#### Supplied records:
────────────────────

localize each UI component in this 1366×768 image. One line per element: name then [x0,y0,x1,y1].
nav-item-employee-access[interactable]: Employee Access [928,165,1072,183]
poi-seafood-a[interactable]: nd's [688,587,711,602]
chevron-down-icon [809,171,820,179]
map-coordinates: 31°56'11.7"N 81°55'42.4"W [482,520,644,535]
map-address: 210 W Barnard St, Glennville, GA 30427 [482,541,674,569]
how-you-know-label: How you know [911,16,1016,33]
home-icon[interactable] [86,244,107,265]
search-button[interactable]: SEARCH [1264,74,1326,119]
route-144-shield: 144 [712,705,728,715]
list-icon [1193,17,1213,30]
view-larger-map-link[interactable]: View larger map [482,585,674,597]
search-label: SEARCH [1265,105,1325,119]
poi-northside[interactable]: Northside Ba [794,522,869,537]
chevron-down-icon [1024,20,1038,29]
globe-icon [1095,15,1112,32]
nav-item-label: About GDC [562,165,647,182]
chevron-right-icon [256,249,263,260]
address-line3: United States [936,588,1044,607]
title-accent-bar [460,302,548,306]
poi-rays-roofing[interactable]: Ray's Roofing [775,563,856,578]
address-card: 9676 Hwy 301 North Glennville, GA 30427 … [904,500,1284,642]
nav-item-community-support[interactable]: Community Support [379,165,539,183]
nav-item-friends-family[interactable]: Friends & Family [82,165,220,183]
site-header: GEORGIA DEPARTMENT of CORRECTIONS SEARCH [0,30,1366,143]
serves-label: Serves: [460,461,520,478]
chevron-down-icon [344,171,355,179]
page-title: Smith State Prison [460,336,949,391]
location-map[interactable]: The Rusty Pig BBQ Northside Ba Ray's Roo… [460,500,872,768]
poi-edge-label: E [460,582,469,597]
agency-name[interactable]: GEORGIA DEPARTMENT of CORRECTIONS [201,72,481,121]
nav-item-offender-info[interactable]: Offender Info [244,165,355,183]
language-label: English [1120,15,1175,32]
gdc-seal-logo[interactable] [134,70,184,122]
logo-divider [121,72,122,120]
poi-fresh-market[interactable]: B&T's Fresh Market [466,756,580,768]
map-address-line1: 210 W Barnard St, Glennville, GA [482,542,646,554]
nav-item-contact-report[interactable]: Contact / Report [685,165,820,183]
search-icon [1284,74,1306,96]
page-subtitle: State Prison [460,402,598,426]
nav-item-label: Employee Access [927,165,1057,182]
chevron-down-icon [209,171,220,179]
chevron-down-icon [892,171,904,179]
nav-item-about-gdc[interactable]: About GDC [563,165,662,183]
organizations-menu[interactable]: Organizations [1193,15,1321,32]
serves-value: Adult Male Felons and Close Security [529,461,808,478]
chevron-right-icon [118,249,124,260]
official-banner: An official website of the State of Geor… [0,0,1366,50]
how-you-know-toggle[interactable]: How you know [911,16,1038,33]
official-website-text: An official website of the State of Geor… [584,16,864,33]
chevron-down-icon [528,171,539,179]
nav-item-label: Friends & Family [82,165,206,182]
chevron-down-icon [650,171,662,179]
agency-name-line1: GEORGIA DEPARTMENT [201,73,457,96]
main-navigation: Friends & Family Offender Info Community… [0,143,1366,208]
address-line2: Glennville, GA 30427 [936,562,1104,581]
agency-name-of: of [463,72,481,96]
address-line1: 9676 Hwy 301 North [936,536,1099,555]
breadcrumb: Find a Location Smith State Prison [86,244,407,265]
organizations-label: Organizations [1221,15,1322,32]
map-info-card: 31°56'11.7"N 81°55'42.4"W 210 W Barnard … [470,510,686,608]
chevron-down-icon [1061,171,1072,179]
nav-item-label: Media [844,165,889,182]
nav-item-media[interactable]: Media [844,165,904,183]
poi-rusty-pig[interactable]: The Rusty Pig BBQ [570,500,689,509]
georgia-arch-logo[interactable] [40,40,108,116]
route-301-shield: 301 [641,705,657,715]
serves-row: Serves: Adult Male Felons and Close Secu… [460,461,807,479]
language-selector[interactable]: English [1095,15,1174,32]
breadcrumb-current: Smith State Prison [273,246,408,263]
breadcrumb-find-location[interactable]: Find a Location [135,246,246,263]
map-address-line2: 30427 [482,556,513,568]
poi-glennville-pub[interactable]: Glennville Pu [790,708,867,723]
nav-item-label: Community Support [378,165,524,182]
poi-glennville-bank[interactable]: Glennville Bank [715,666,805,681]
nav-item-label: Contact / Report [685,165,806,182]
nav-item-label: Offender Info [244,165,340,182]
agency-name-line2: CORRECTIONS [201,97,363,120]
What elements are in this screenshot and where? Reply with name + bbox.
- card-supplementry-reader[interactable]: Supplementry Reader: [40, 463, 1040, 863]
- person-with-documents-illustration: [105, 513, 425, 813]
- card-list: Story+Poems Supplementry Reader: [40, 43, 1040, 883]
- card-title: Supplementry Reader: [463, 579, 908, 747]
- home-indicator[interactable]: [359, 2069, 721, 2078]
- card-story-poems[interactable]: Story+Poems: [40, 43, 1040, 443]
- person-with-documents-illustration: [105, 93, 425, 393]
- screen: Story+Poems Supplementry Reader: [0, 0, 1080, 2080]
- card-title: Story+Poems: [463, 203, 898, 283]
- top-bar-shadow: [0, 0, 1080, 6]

────────────────────

#### Requirements:
Update the records so that "Story+Poems" becomes "Stories and Poems" wherever it occurs, keeping every other part of the lines the same.

#### Answer in full:
localize each UI component in this 1366×768 image. One line per element: name then [x0,y0,x1,y1].
nav-item-employee-access[interactable]: Employee Access [928,165,1072,183]
poi-seafood-a[interactable]: nd's [688,587,711,602]
chevron-down-icon [809,171,820,179]
map-coordinates: 31°56'11.7"N 81°55'42.4"W [482,520,644,535]
map-address: 210 W Barnard St, Glennville, GA 30427 [482,541,674,569]
how-you-know-label: How you know [911,16,1016,33]
home-icon[interactable] [86,244,107,265]
search-button[interactable]: SEARCH [1264,74,1326,119]
route-144-shield: 144 [712,705,728,715]
list-icon [1193,17,1213,30]
view-larger-map-link[interactable]: View larger map [482,585,674,597]
search-label: SEARCH [1265,105,1325,119]
poi-northside[interactable]: Northside Ba [794,522,869,537]
chevron-down-icon [1024,20,1038,29]
globe-icon [1095,15,1112,32]
nav-item-label: About GDC [562,165,647,182]
chevron-right-icon [256,249,263,260]
address-line3: United States [936,588,1044,607]
title-accent-bar [460,302,548,306]
poi-rays-roofing[interactable]: Ray's Roofing [775,563,856,578]
address-card: 9676 Hwy 301 North Glennville, GA 30427 … [904,500,1284,642]
nav-item-community-support[interactable]: Community Support [379,165,539,183]
nav-item-friends-family[interactable]: Friends & Family [82,165,220,183]
site-header: GEORGIA DEPARTMENT of CORRECTIONS SEARCH [0,30,1366,143]
serves-label: Serves: [460,461,520,478]
chevron-down-icon [344,171,355,179]
page-title: Smith State Prison [460,336,949,391]
location-map[interactable]: The Rusty Pig BBQ Northside Ba Ray's Roo… [460,500,872,768]
poi-edge-label: E [460,582,469,597]
agency-name[interactable]: GEORGIA DEPARTMENT of CORRECTIONS [201,72,481,121]
nav-item-offender-info[interactable]: Offender Info [244,165,355,183]
language-label: English [1120,15,1175,32]
gdc-seal-logo[interactable] [134,70,184,122]
logo-divider [121,72,122,120]
poi-fresh-market[interactable]: B&T's Fresh Market [466,756,580,768]
map-address-line1: 210 W Barnard St, Glennville, GA [482,542,646,554]
nav-item-contact-report[interactable]: Contact / Report [685,165,820,183]
search-icon [1284,74,1306,96]
page-subtitle: State Prison [460,402,598,426]
nav-item-label: Employee Access [927,165,1057,182]
chevron-down-icon [209,171,220,179]
chevron-down-icon [892,171,904,179]
nav-item-about-gdc[interactable]: About GDC [563,165,662,183]
organizations-menu[interactable]: Organizations [1193,15,1321,32]
serves-value: Adult Male Felons and Close Security [529,461,808,478]
chevron-right-icon [118,249,124,260]
official-banner: An official website of the State of Geor… [0,0,1366,50]
how-you-know-toggle[interactable]: How you know [911,16,1038,33]
official-website-text: An official website of the State of Geor… [584,16,864,33]
chevron-down-icon [528,171,539,179]
nav-item-label: Friends & Family [82,165,206,182]
chevron-down-icon [650,171,662,179]
agency-name-line1: GEORGIA DEPARTMENT [201,73,457,96]
main-navigation: Friends & Family Offender Info Community… [0,143,1366,208]
address-line2: Glennville, GA 30427 [936,562,1104,581]
agency-name-of: of [463,72,481,96]
address-line1: 9676 Hwy 301 North [936,536,1099,555]
breadcrumb: Find a Location Smith State Prison [86,244,407,265]
organizations-label: Organizations [1221,15,1322,32]
map-info-card: 31°56'11.7"N 81°55'42.4"W 210 W Barnard … [470,510,686,608]
chevron-down-icon [1061,171,1072,179]
nav-item-label: Media [844,165,889,182]
nav-item-media[interactable]: Media [844,165,904,183]
poi-rusty-pig[interactable]: The Rusty Pig BBQ [570,500,689,509]
georgia-arch-logo[interactable] [40,40,108,116]
route-301-shield: 301 [641,705,657,715]
serves-row: Serves: Adult Male Felons and Close Secu… [460,461,807,479]
language-selector[interactable]: English [1095,15,1174,32]
breadcrumb-current: Smith State Prison [273,246,408,263]
breadcrumb-find-location[interactable]: Find a Location [135,246,246,263]
map-address-line2: 30427 [482,556,513,568]
poi-glennville-pub[interactable]: Glennville Pu [790,708,867,723]
nav-item-label: Community Support [378,165,524,182]
poi-glennville-bank[interactable]: Glennville Bank [715,666,805,681]
nav-item-label: Contact / Report [685,165,806,182]
nav-item-label: Offender Info [244,165,340,182]
agency-name-line2: CORRECTIONS [201,97,363,120]
What elements are in this screenshot and where? Reply with name + bbox.
- card-supplementry-reader[interactable]: Supplementry Reader: [40, 463, 1040, 863]
- person-with-documents-illustration: [105, 513, 425, 813]
- card-list: Stories and Poems Supplementry Reader: [40, 43, 1040, 883]
- card-title: Supplementry Reader: [463, 579, 908, 747]
- home-indicator[interactable]: [359, 2069, 721, 2078]
- card-story-poems[interactable]: Stories and Poems: [40, 43, 1040, 443]
- person-with-documents-illustration: [105, 93, 425, 393]
- screen: Stories and Poems Supplementry Reader: [0, 0, 1080, 2080]
- card-title: Stories and Poems: [463, 203, 898, 283]
- top-bar-shadow: [0, 0, 1080, 6]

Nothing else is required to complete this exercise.